■ Data to use ■
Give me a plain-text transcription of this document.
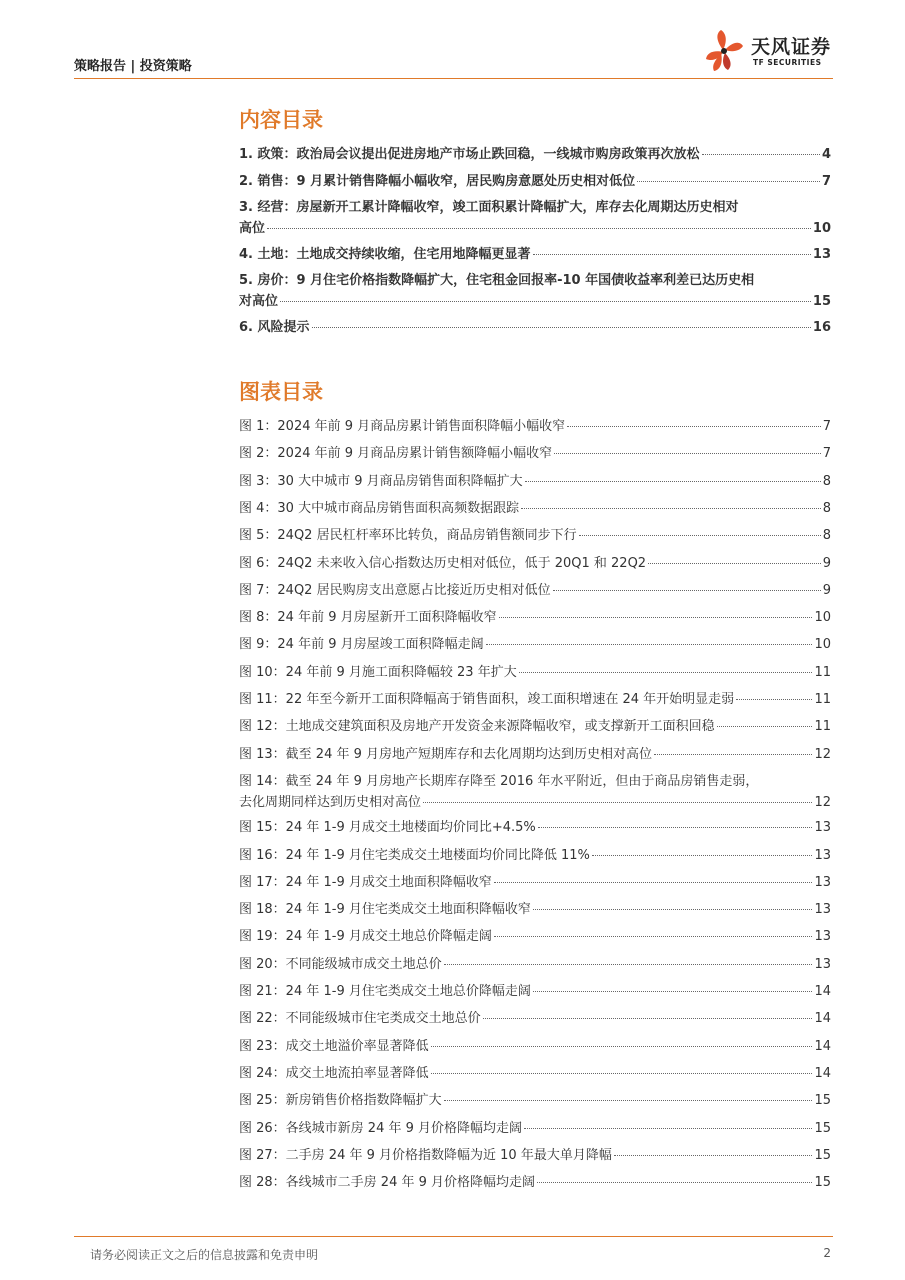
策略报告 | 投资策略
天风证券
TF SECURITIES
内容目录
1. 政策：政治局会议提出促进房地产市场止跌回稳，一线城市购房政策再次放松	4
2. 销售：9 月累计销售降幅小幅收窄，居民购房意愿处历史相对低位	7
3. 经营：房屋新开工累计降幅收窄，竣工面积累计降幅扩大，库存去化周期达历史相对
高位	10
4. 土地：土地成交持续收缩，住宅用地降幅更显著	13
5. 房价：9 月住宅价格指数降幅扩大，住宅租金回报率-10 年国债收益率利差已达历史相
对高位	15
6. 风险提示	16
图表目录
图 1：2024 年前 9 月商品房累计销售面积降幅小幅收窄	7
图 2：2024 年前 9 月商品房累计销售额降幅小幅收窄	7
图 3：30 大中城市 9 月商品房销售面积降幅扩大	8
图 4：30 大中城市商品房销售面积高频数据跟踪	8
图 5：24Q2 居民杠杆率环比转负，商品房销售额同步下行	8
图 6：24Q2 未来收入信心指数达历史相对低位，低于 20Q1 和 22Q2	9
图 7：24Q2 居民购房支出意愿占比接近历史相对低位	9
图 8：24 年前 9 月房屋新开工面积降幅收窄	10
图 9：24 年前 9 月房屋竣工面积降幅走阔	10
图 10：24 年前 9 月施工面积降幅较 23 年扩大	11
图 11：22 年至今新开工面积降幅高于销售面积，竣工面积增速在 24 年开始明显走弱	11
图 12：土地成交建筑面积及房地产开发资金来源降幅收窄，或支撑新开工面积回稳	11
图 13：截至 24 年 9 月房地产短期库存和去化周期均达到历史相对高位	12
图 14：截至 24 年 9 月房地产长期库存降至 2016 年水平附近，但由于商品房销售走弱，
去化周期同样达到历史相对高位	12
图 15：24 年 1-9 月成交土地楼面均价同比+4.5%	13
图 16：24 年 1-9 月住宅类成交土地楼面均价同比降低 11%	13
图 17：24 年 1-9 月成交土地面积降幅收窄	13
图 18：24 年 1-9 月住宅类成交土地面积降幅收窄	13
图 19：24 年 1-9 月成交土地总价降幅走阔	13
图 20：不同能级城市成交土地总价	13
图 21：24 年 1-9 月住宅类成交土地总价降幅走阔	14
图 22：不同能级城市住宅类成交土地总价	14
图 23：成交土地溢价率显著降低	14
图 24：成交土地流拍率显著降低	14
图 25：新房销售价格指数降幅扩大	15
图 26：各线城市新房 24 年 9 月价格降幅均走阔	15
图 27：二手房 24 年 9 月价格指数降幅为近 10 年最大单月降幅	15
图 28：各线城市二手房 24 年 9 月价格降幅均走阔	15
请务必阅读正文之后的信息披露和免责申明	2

■ Stated goal ■
All of the entries above should be copied exactly, except for the pictures.

■ Answer to the exercise ■
Give me a plain-text transcription of this document.
策略报告 | 投资策略
天风证券
TF SECURITIES
内容目录
1. 政策：政治局会议提出促进房地产市场止跌回稳，一线城市购房政策再次放松	4
2. 销售：9 月累计销售降幅小幅收窄，居民购房意愿处历史相对低位	7
3. 经营：房屋新开工累计降幅收窄，竣工面积累计降幅扩大，库存去化周期达历史相对
高位	10
4. 土地：土地成交持续收缩，住宅用地降幅更显著	13
5. 房价：9 月住宅价格指数降幅扩大，住宅租金回报率-10 年国债收益率利差已达历史相
对高位	15
6. 风险提示	16
图表目录
图 1：2024 年前 9 月商品房累计销售面积降幅小幅收窄	7
图 2：2024 年前 9 月商品房累计销售额降幅小幅收窄	7
图 3：30 大中城市 9 月商品房销售面积降幅扩大	8
图 4：30 大中城市商品房销售面积高频数据跟踪	8
图 5：24Q2 居民杠杆率环比转负，商品房销售额同步下行	8
图 6：24Q2 未来收入信心指数达历史相对低位，低于 20Q1 和 22Q2	9
图 7：24Q2 居民购房支出意愿占比接近历史相对低位	9
图 8：24 年前 9 月房屋新开工面积降幅收窄	10
图 9：24 年前 9 月房屋竣工面积降幅走阔	10
图 10：24 年前 9 月施工面积降幅较 23 年扩大	11
图 11：22 年至今新开工面积降幅高于销售面积，竣工面积增速在 24 年开始明显走弱	11
图 12：土地成交建筑面积及房地产开发资金来源降幅收窄，或支撑新开工面积回稳	11
图 13：截至 24 年 9 月房地产短期库存和去化周期均达到历史相对高位	12
图 14：截至 24 年 9 月房地产长期库存降至 2016 年水平附近，但由于商品房销售走弱，
去化周期同样达到历史相对高位	12
图 15：24 年 1-9 月成交土地楼面均价同比+4.5%	13
图 16：24 年 1-9 月住宅类成交土地楼面均价同比降低 11%	13
图 17：24 年 1-9 月成交土地面积降幅收窄	13
图 18：24 年 1-9 月住宅类成交土地面积降幅收窄	13
图 19：24 年 1-9 月成交土地总价降幅走阔	13
图 20：不同能级城市成交土地总价	13
图 21：24 年 1-9 月住宅类成交土地总价降幅走阔	14
图 22：不同能级城市住宅类成交土地总价	14
图 23：成交土地溢价率显著降低	14
图 24：成交土地流拍率显著降低	14
图 25：新房销售价格指数降幅扩大	15
图 26：各线城市新房 24 年 9 月价格降幅均走阔	15
图 27：二手房 24 年 9 月价格指数降幅为近 10 年最大单月降幅	15
图 28：各线城市二手房 24 年 9 月价格降幅均走阔	15
请务必阅读正文之后的信息披露和免责申明	2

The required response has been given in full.